
    If Amazon goes ‘bricks and mortar’ retail it will be in the upscale, boutique neighborhoods of major cities. It’ll offer bestsellers at heavy discounts, perhaps print its own books onsite, and sell non-book items that offer high profit margins. Amazon will focus on skimming the cream off the book market. It’ll get even with B&N for not selling its books. Corporative executives tend to have big egos.

    Amazon may also do what Apple has begun to do, allowing people to order online and pickup at an Amazon store. Items in stock could be picked up that day. Other items could be picked up when a truck delivers them. That’d eliminate their higher to-the-home shipping costs and get people into their stores for impulse buys.

    But the move has its downside and that’s not just sales tax. Attractive store space is expensive and courteous, knowledgable retail staff in big cities cost more than grab-and-stuff employees at a giant shipping center in a town with a depressed economy.

Parts of the exercise —
1) Extract the passage on Amazon opening physical stores, starting with "If Amazon goes" and going on through "have big egos.".
2) According to the passage on Amazon opening physical stores, where would Amazon put its stores if it went into "bricks and mortar" retail?
The lines that come next are from a different source.

Data provided —

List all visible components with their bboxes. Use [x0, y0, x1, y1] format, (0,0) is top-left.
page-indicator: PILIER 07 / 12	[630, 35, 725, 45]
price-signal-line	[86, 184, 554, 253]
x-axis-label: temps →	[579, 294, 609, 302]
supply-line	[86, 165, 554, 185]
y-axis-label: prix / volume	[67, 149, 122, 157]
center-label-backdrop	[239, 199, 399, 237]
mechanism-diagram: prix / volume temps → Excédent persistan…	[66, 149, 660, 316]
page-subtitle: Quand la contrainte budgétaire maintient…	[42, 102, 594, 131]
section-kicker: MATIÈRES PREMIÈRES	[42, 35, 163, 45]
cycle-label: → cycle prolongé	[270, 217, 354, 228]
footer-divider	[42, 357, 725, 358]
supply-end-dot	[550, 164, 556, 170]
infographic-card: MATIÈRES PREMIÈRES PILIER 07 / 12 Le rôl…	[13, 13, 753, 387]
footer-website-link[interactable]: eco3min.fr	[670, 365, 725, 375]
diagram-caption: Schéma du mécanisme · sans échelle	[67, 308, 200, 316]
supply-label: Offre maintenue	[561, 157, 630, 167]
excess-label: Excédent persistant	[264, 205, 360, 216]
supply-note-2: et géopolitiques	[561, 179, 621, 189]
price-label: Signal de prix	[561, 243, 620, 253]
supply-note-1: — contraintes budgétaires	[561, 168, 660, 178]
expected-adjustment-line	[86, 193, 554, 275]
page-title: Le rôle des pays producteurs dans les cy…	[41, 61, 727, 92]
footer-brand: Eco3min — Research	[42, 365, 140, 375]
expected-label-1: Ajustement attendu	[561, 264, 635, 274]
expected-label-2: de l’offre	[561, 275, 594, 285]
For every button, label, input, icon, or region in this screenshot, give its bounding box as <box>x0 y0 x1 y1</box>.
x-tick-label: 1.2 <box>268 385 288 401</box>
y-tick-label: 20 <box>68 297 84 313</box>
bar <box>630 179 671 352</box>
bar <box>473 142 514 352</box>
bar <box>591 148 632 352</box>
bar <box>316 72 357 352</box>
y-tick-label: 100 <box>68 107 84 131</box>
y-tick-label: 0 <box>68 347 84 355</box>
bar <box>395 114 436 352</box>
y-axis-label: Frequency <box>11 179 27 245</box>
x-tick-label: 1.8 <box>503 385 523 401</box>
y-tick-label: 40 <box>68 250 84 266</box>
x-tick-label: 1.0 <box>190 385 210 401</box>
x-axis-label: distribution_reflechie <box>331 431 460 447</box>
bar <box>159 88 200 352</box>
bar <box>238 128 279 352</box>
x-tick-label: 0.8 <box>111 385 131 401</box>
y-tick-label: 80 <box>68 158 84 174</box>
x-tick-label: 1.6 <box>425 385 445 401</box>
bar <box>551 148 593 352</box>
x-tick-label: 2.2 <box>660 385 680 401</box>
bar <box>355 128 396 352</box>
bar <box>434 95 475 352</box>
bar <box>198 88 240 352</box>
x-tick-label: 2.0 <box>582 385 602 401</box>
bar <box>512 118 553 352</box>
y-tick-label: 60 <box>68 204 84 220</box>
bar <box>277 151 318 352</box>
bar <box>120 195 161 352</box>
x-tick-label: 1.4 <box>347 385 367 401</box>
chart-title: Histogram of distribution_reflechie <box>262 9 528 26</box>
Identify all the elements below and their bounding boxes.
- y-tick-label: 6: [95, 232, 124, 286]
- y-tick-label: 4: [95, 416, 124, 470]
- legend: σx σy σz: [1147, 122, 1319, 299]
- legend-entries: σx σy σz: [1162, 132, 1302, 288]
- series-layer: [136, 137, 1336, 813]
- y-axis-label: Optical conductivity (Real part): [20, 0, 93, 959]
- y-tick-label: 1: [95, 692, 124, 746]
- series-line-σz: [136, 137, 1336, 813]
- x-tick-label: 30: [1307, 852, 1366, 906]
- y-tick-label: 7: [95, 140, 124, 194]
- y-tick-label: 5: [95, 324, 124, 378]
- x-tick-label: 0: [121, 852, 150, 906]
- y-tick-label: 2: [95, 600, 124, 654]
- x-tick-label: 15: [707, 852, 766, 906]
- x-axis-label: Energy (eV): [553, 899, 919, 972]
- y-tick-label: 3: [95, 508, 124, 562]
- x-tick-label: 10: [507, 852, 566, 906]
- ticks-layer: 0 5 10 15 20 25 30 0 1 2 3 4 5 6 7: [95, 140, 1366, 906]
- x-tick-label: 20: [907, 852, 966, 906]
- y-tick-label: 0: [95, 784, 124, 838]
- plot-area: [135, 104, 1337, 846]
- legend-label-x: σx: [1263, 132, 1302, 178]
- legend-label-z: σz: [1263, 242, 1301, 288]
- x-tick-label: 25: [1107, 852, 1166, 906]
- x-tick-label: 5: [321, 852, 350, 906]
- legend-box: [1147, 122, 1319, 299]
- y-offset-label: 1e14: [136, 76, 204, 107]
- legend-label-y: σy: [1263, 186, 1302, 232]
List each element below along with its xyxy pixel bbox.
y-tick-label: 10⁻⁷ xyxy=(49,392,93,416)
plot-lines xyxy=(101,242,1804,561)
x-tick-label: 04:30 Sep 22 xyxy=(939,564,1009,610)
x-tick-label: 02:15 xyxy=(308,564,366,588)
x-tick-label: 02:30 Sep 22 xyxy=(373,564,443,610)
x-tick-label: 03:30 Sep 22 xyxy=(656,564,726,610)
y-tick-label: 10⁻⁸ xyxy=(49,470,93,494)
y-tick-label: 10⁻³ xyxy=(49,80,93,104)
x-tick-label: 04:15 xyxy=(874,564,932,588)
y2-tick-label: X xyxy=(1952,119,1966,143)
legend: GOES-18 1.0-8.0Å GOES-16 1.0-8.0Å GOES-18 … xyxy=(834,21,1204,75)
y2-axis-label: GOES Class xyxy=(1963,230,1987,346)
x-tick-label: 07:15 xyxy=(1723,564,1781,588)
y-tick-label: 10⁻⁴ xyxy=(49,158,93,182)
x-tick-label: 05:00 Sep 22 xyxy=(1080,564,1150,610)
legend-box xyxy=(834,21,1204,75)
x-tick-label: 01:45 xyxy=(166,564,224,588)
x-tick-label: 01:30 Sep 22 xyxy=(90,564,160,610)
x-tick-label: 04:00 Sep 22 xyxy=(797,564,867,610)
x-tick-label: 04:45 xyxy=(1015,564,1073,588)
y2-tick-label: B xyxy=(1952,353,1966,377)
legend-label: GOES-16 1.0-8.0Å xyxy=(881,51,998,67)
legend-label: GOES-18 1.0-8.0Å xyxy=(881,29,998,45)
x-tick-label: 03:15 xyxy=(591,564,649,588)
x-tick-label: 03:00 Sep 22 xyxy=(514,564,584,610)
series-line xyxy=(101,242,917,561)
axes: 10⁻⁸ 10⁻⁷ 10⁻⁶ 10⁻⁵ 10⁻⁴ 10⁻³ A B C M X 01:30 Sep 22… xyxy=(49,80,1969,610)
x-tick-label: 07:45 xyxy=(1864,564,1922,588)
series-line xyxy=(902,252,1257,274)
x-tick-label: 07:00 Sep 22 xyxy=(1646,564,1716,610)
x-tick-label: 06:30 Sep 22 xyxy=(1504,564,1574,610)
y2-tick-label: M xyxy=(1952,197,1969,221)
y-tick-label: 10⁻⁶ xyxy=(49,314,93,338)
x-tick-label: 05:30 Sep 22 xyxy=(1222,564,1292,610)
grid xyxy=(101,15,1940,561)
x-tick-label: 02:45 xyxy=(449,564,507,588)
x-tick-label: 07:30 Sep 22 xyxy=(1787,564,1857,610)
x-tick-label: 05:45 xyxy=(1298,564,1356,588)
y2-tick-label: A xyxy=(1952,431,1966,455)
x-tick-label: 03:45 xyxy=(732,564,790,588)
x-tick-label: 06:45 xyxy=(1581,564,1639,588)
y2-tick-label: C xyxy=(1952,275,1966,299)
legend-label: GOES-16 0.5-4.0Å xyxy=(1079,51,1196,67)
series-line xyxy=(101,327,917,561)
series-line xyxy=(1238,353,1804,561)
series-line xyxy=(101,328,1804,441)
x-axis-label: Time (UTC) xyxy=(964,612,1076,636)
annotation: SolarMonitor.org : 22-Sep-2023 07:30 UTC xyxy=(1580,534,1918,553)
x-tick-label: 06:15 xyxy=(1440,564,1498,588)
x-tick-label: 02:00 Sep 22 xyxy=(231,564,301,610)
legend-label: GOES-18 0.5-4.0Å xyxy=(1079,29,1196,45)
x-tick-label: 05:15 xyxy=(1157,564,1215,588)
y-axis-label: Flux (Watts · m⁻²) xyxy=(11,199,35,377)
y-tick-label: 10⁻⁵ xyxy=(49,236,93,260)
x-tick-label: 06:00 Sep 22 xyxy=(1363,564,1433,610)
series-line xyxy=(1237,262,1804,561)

Responses for each task —
1)
If Amazon goes ‘bricks and mortar’ retail it will be in the upscale, boutique neighborhoods of major cities. It’ll offer bestsellers at heavy discounts, perhaps print its own books onsite, and sell non-book items that offer high profit margins. Amazon will focus on skimming the cream off the book market. It’ll get even with B&N for not selling its books. Corporative executives tend to have big egos.

2) In the upscale, boutique neighborhoods of major cities.